> [Problem details] Print all of the data exactly.

□ □ □ □

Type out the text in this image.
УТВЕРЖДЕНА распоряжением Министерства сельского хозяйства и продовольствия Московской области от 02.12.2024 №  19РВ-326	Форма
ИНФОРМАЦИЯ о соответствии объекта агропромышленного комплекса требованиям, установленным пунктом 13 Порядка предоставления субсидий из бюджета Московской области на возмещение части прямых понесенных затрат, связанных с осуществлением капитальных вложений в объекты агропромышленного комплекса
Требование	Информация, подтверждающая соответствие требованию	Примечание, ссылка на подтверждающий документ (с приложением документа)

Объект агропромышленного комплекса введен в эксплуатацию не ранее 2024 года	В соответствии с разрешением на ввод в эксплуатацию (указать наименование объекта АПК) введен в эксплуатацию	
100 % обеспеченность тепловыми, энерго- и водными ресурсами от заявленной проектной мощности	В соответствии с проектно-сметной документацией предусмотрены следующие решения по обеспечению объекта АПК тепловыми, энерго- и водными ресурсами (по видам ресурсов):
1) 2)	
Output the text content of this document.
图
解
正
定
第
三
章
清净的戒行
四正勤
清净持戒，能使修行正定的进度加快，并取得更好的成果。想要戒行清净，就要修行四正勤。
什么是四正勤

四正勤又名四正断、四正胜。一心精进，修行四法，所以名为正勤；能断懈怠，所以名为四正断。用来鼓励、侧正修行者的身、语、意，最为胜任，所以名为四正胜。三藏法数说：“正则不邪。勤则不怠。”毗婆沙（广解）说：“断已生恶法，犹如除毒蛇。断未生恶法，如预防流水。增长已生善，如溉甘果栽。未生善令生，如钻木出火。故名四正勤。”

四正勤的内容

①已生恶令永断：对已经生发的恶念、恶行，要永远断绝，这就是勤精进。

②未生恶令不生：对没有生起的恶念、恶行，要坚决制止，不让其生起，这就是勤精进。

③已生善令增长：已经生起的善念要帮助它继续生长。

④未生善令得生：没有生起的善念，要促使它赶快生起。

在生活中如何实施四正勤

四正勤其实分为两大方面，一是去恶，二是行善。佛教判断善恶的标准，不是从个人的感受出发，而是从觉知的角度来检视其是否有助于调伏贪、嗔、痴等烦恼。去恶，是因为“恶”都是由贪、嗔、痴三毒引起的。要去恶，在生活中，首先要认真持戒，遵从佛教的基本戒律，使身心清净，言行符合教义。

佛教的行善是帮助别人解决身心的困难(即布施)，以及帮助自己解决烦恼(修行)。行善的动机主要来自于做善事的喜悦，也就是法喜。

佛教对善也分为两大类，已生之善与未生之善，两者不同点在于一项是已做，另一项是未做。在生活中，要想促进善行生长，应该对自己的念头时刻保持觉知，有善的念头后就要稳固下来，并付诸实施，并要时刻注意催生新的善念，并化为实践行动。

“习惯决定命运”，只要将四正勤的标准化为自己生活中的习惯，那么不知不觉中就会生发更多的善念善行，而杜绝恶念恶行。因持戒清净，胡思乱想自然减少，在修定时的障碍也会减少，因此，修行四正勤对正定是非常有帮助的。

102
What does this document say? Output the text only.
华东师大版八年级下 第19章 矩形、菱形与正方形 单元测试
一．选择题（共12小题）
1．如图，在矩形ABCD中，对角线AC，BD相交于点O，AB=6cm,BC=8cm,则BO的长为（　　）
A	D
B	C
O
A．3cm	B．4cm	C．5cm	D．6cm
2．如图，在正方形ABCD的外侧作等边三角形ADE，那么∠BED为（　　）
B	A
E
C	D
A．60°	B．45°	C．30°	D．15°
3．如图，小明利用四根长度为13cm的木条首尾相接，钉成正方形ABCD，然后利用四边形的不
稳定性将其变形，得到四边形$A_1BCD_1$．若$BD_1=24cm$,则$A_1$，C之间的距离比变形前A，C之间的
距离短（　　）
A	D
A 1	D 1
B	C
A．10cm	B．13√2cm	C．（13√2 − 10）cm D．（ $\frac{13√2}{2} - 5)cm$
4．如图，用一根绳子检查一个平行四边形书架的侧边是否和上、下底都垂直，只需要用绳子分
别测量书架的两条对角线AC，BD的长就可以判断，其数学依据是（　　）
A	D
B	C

□ □ □ □

> [Output for this task]
Type out the text in this image.
УТВЕРЖДЕНА распоряжением Министерства сельского хозяйства и продовольствия Московской области от 02.12.2024 №  19РВ-326	Форма
ИНФОРМАЦИЯ о соответствии объекта агропромышленного комплекса требованиям, установленным пунктом 13 Порядка предоставления субсидий из бюджета Московской области на возмещение части прямых понесенных затрат, связанных с осуществлением капитальных вложений в объекты агропромышленного комплекса
Требование	Информация, подтверждающая соответствие требованию	Примечание, ссылка на подтверждающий документ (с приложением документа)

Объект агропромышленного комплекса введен в эксплуатацию не ранее 2024 года	В соответствии с разрешением на ввод в эксплуатацию (указать наименование объекта АПК) введен в эксплуатацию	
100 % обеспеченность тепловыми, энерго- и водными ресурсами от заявленной проектной мощности	В соответствии с проектно-сметной документацией предусмотрены следующие решения по обеспечению объекта АПК тепловыми, энерго- и водными ресурсами (по видам ресурсов):
1) 2)	
Output the text content of this document.
图
解
正
定
第
三
章
清净的戒行
四正勤
清净持戒，能使修行正定的进度加快，并取得更好的成果。想要戒行清净，就要修行四正勤。
什么是四正勤

四正勤又名四正断、四正胜。一心精进，修行四法，所以名为正勤；能断懈怠，所以名为四正断。用来鼓励、侧正修行者的身、语、意，最为胜任，所以名为四正胜。三藏法数说：“正则不邪。勤则不怠。”毗婆沙（广解）说：“断已生恶法，犹如除毒蛇。断未生恶法，如预防流水。增长已生善，如溉甘果栽。未生善令生，如钻木出火。故名四正勤。”

四正勤的内容

①已生恶令永断：对已经生发的恶念、恶行，要永远断绝，这就是勤精进。

②未生恶令不生：对没有生起的恶念、恶行，要坚决制止，不让其生起，这就是勤精进。

③已生善令增长：已经生起的善念要帮助它继续生长。

④未生善令得生：没有生起的善念，要促使它赶快生起。

在生活中如何实施四正勤

四正勤其实分为两大方面，一是去恶，二是行善。佛教判断善恶的标准，不是从个人的感受出发，而是从觉知的角度来检视其是否有助于调伏贪、嗔、痴等烦恼。去恶，是因为“恶”都是由贪、嗔、痴三毒引起的。要去恶，在生活中，首先要认真持戒，遵从佛教的基本戒律，使身心清净，言行符合教义。

佛教的行善是帮助别人解决身心的困难(即布施)，以及帮助自己解决烦恼(修行)。行善的动机主要来自于做善事的喜悦，也就是法喜。

佛教对善也分为两大类，已生之善与未生之善，两者不同点在于一项是已做，另一项是未做。在生活中，要想促进善行生长，应该对自己的念头时刻保持觉知，有善的念头后就要稳固下来，并付诸实施，并要时刻注意催生新的善念，并化为实践行动。

“习惯决定命运”，只要将四正勤的标准化为自己生活中的习惯，那么不知不觉中就会生发更多的善念善行，而杜绝恶念恶行。因持戒清净，胡思乱想自然减少，在修定时的障碍也会减少，因此，修行四正勤对正定是非常有帮助的。

102
What does this document say? Output the text only.
华东师大版八年级下 第19章 矩形、菱形与正方形 单元测试
一．选择题（共12小题）
1．如图，在矩形ABCD中，对角线AC，BD相交于点O，AB=6cm,BC=8cm,则BO的长为（　　）
A	D
B	C
O
A．3cm	B．4cm	C．5cm	D．6cm
2．如图，在正方形ABCD的外侧作等边三角形ADE，那么∠BED为（　　）
B	A
E
C	D
A．60°	B．45°	C．30°	D．15°
3．如图，小明利用四根长度为13cm的木条首尾相接，钉成正方形ABCD，然后利用四边形的不
稳定性将其变形，得到四边形$A_1BCD_1$．若$BD_1=24cm$,则$A_1$，C之间的距离比变形前A，C之间的
距离短（　　）
A	D
A 1	D 1
B	C
A．10cm	B．13√2cm	C．（13√2 − 10）cm D．（ $\frac{13√2}{2} - 5)cm$
4．如图，用一根绳子检查一个平行四边形书架的侧边是否和上、下底都垂直，只需要用绳子分
别测量书架的两条对角线AC，BD的长就可以判断，其数学依据是（　　）
A	D
B	C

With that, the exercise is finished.